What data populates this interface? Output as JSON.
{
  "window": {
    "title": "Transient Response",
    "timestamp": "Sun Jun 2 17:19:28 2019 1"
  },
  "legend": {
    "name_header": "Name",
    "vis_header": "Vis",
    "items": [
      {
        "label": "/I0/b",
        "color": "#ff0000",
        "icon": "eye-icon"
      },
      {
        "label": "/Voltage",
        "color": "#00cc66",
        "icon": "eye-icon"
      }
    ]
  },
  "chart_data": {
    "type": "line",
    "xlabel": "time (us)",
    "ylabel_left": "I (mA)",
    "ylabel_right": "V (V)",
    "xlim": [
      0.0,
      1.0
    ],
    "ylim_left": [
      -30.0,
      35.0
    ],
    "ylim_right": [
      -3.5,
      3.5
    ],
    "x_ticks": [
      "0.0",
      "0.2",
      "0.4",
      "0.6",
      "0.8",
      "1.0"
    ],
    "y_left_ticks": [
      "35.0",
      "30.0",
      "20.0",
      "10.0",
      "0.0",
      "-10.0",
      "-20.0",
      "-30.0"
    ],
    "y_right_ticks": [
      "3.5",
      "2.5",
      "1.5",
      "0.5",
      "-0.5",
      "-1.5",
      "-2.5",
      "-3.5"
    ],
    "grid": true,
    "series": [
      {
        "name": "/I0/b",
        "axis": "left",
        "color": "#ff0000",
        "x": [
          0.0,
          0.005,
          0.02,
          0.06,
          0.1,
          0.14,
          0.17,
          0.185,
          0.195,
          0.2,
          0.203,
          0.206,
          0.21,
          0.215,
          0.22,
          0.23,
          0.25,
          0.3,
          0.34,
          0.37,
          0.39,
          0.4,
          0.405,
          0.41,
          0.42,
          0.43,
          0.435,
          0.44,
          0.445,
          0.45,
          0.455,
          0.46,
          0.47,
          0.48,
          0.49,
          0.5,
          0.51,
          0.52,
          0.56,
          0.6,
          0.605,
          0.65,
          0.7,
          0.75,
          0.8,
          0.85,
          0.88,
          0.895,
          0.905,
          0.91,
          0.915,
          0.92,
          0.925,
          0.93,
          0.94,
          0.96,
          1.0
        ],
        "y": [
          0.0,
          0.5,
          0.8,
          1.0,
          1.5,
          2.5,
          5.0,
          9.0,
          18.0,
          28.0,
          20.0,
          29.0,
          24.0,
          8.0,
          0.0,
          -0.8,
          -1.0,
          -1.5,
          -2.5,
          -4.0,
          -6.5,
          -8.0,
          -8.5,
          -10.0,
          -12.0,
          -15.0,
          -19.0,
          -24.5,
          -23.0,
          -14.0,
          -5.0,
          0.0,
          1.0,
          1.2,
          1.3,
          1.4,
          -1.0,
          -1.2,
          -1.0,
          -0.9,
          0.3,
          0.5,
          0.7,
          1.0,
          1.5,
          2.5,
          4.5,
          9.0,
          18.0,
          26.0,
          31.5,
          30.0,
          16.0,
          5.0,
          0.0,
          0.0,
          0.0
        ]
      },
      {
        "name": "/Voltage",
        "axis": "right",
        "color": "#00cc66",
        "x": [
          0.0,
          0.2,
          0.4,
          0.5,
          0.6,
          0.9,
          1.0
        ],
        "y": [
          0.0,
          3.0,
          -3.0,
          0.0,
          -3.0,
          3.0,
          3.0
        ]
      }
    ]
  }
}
=-=-=-=-=
- The problem: Transcribe every entry exactly.

- Final answer:
What data populates this interface? Output as JSON.
{
  "window": {
    "title": "Transient Response",
    "timestamp": "Sun Jun 2 17:19:28 2019 1"
  },
  "legend": {
    "name_header": "Name",
    "vis_header": "Vis",
    "items": [
      {
        "label": "/I0/b",
        "color": "#ff0000",
        "icon": "eye-icon"
      },
      {
        "label": "/Voltage",
        "color": "#00cc66",
        "icon": "eye-icon"
      }
    ]
  },
  "chart_data": {
    "type": "line",
    "xlabel": "time (us)",
    "ylabel_left": "I (mA)",
    "ylabel_right": "V (V)",
    "xlim": [
      0.0,
      1.0
    ],
    "ylim_left": [
      -30.0,
      35.0
    ],
    "ylim_right": [
      -3.5,
      3.5
    ],
    "x_ticks": [
      "0.0",
      "0.2",
      "0.4",
      "0.6",
      "0.8",
      "1.0"
    ],
    "y_left_ticks": [
      "35.0",
      "30.0",
      "20.0",
      "10.0",
      "0.0",
      "-10.0",
      "-20.0",
      "-30.0"
    ],
    "y_right_ticks": [
      "3.5",
      "2.5",
      "1.5",
      "0.5",
      "-0.5",
      "-1.5",
      "-2.5",
      "-3.5"
    ],
    "grid": true,
    "series": [
      {
        "name": "/I0/b",
        "axis": "left",
        "color": "#ff0000",
        "x": [
          0.0,
          0.005,
          0.02,
          0.06,
          0.1,
          0.14,
          0.17,
          0.185,
          0.195,
          0.2,
          0.203,
          0.206,
          0.21,
          0.215,
          0.22,
          0.23,
          0.25,
          0.3,
          0.34,
          0.37,
          0.39,
          0.4,
          0.405,
          0.41,
          0.42,
          0.43,
          0.435,
          0.44,
          0.445,
          0.45,
          0.455,
          0.46,
          0.47,
          0.48,
          0.49,
          0.5,
          0.51,
          0.52,
          0.56,
          0.6,
          0.605,
          0.65,
          0.7,
          0.75,
          0.8,
          0.85,
          0.88,
          0.895,
          0.905,
          0.91,
          0.915,
          0.92,
          0.925,
          0.93,
          0.94,
          0.96,
          1.0
        ],
        "y": [
          0.0,
          0.5,
          0.8,
          1.0,
          1.5,
          2.5,
          5.0,
          9.0,
          18.0,
          28.0,
          20.0,
          29.0,
          24.0,
          8.0,
          0.0,
          -0.8,
          -1.0,
          -1.5,
          -2.5,
          -4.0,
          -6.5,
          -8.0,
          -8.5,
          -10.0,
          -12.0,
          -15.0,
          -19.0,
          -24.5,
          -23.0,
          -14.0,
          -5.0,
          0.0,
          1.0,
          1.2,
          1.3,
          1.4,
          -1.0,
          -1.2,
          -1.0,
          -0.9,
          0.3,
          0.5,
          0.7,
          1.0,
          1.5,
          2.5,
          4.5,
          9.0,
          18.0,
          26.0,
          31.5,
          30.0,
          16.0,
          5.0,
          0.0,
          0.0,
          0.0
        ]
      },
      {
        "name": "/Voltage",
        "axis": "right",
        "color": "#00cc66",
        "x": [
          0.0,
          0.2,
          0.4,
          0.5,
          0.6,
          0.9,
          1.0
        ],
        "y": [
          0.0,
          3.0,
          -3.0,
          0.0,
          -3.0,
          3.0,
          3.0
        ]
      }
    ]
  }
}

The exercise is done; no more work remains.